▶ EXERCISE
Select each line where the word "these" appears.

# # # # #

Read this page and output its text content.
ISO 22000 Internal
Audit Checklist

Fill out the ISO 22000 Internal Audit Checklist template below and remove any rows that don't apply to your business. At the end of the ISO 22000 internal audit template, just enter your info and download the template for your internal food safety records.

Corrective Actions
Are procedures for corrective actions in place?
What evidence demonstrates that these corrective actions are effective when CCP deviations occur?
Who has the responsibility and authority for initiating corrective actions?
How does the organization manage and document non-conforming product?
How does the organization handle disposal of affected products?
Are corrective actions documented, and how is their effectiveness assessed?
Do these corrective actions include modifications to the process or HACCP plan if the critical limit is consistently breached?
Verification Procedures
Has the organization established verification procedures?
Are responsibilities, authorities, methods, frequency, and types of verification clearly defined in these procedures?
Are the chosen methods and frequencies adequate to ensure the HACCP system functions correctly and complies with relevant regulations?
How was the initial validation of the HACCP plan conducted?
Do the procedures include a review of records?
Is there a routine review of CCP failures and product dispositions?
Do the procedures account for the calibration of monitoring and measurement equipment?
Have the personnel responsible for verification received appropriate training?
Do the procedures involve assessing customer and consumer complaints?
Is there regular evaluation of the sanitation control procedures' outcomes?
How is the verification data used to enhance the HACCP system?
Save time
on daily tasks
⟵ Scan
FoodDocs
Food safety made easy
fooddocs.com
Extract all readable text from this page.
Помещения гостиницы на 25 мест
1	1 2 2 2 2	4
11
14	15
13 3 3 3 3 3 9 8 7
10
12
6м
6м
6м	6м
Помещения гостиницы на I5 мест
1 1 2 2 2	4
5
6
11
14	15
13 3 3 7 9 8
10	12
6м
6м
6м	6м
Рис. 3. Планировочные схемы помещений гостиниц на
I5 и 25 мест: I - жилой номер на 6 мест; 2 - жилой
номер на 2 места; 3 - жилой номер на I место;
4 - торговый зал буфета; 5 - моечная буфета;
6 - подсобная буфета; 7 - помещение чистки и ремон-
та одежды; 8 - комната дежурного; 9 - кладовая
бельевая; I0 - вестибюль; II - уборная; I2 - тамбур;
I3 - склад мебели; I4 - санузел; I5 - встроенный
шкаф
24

# # # # #

▶ EXERCISE RESPONSE
What evidence demonstrates that these corrective actions are effective when CCP deviations occur?
Do these corrective actions include modifications to the process or HACCP plan if the critical limit is consistently breached?
Are responsibilities, authorities, methods, frequency, and types of verification clearly defined in these procedures?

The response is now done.